◆ **Exercise objective**: Output the material word for word. Leave each picture out.
* * * * *
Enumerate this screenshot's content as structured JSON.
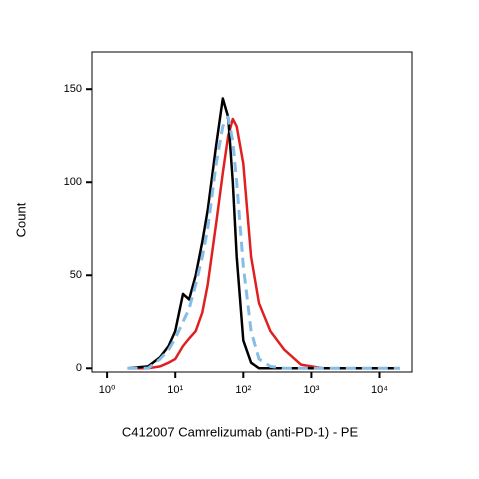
{
  "chart_data": {
    "type": "line",
    "xlabel": "C412007 Camrelizumab (anti-PD-1) - PE",
    "ylabel": "Count",
    "log_x": true,
    "x": [
      2,
      4,
      6,
      8,
      10,
      13,
      16,
      20,
      25,
      30,
      40,
      50,
      60,
      70,
      80,
      100,
      130,
      170,
      250,
      400,
      700,
      1500,
      20000
    ],
    "series": [
      {
        "color": "#e02020",
        "dash": false,
        "values": [
          0,
          0,
          1,
          3,
          5,
          12,
          16,
          20,
          30,
          45,
          78,
          105,
          125,
          134,
          130,
          110,
          60,
          35,
          20,
          10,
          2,
          0,
          0
        ]
      },
      {
        "color": "#000000",
        "dash": false,
        "values": [
          0,
          1,
          6,
          12,
          20,
          40,
          37,
          50,
          68,
          85,
          120,
          145,
          135,
          100,
          60,
          15,
          3,
          0,
          0,
          0,
          0,
          0,
          0
        ]
      },
      {
        "color": "#86bde6",
        "dash": true,
        "values": [
          0,
          0,
          5,
          10,
          16,
          25,
          32,
          45,
          60,
          75,
          110,
          130,
          135,
          122,
          100,
          55,
          20,
          5,
          1,
          0,
          0,
          0,
          0
        ]
      }
    ],
    "xlim": [
      0.6,
      30000
    ],
    "xticks": [
      {
        "value": 1,
        "label": "10⁰"
      },
      {
        "value": 10,
        "label": "10¹"
      },
      {
        "value": 100,
        "label": "10²"
      },
      {
        "value": 1000,
        "label": "10³"
      },
      {
        "value": 10000,
        "label": "10⁴"
      }
    ],
    "ylim": [
      -2,
      170
    ],
    "yticks": [
      0,
      50,
      100,
      150
    ]
  }
}
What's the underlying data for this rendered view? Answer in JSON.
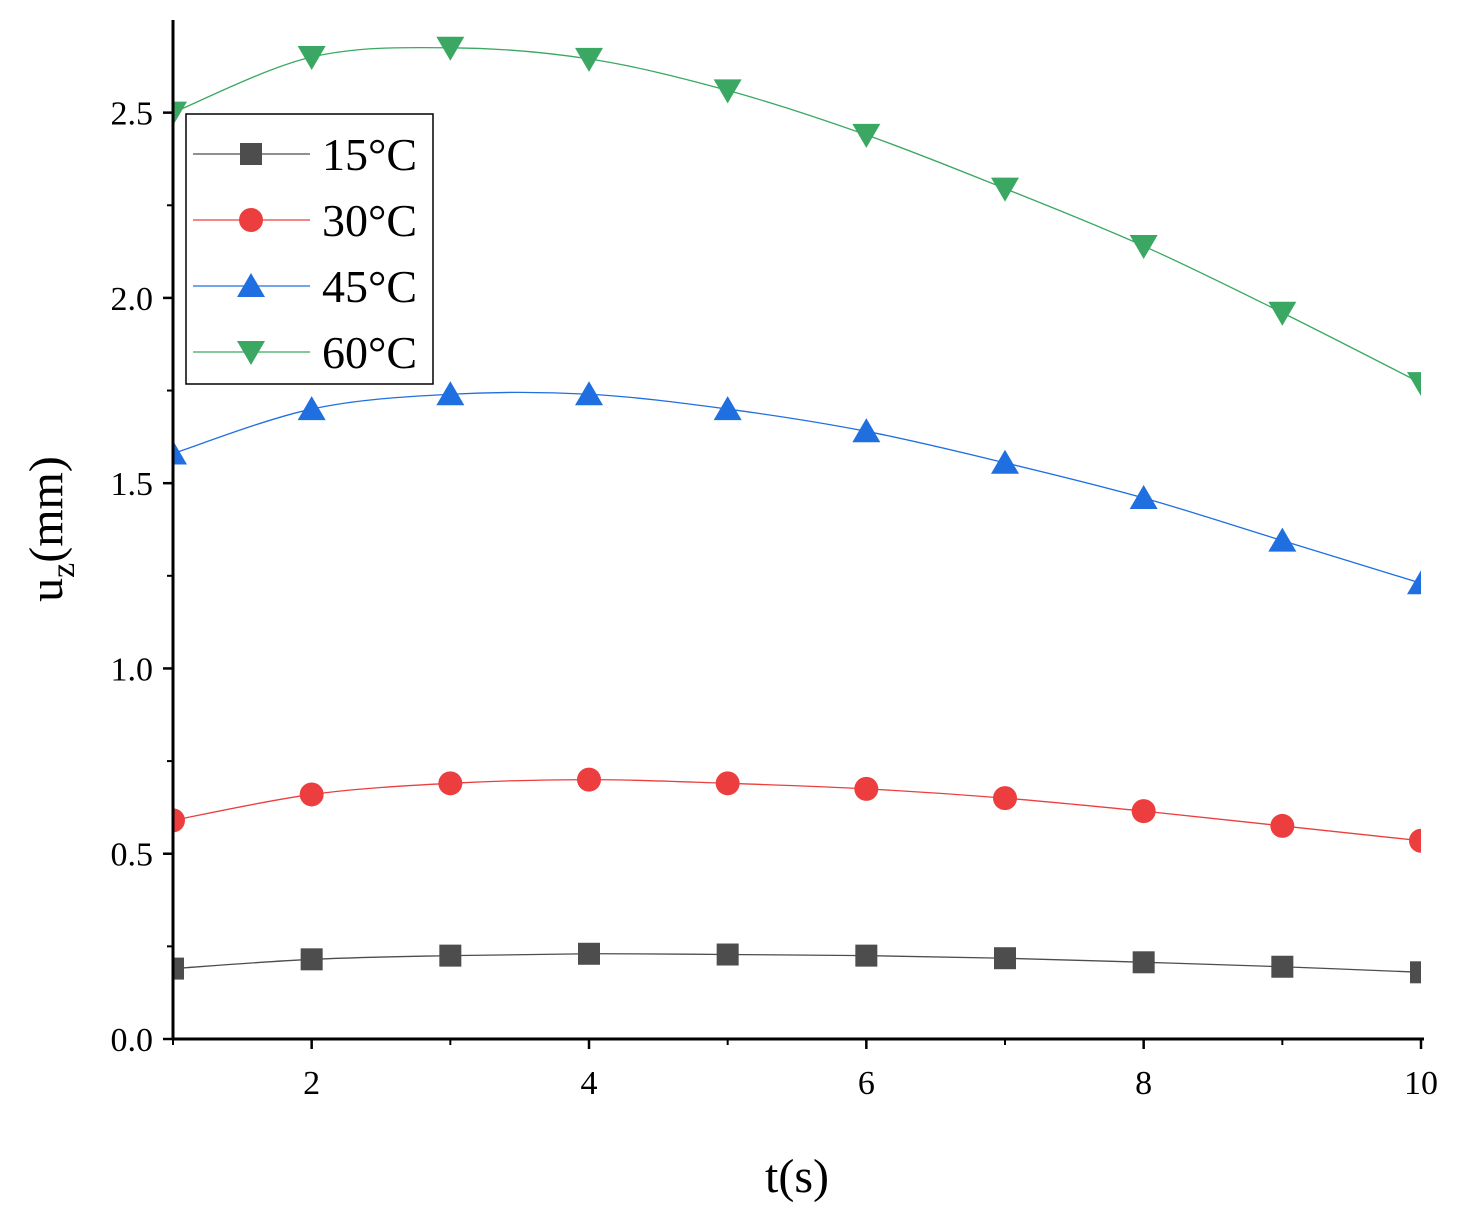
* * * * *
◆ **Result for this exercise**:
Enumerate this screenshot's content as structured JSON.
{
  "chart_data": {
    "type": "line",
    "xlabel": "C412007 Camrelizumab (anti-PD-1) - PE",
    "ylabel": "Count",
    "log_x": true,
    "x": [
      2,
      4,
      6,
      8,
      10,
      13,
      16,
      20,
      25,
      30,
      40,
      50,
      60,
      70,
      80,
      100,
      130,
      170,
      250,
      400,
      700,
      1500,
      20000
    ],
    "series": [
      {
        "color": "#e02020",
        "dash": false,
        "values": [
          0,
          0,
          1,
          3,
          5,
          12,
          16,
          20,
          30,
          45,
          78,
          105,
          125,
          134,
          130,
          110,
          60,
          35,
          20,
          10,
          2,
          0,
          0
        ]
      },
      {
        "color": "#000000",
        "dash": false,
        "values": [
          0,
          1,
          6,
          12,
          20,
          40,
          37,
          50,
          68,
          85,
          120,
          145,
          135,
          100,
          60,
          15,
          3,
          0,
          0,
          0,
          0,
          0,
          0
        ]
      },
      {
        "color": "#86bde6",
        "dash": true,
        "values": [
          0,
          0,
          5,
          10,
          16,
          25,
          32,
          45,
          60,
          75,
          110,
          130,
          135,
          122,
          100,
          55,
          20,
          5,
          1,
          0,
          0,
          0,
          0
        ]
      }
    ],
    "xlim": [
      0.6,
      30000
    ],
    "xticks": [
      {
        "value": 1,
        "label": "10⁰"
      },
      {
        "value": 10,
        "label": "10¹"
      },
      {
        "value": 100,
        "label": "10²"
      },
      {
        "value": 1000,
        "label": "10³"
      },
      {
        "value": 10000,
        "label": "10⁴"
      }
    ],
    "ylim": [
      -2,
      170
    ],
    "yticks": [
      0,
      50,
      100,
      150
    ]
  }
}
What's the underlying data for this rendered view? Answer in JSON.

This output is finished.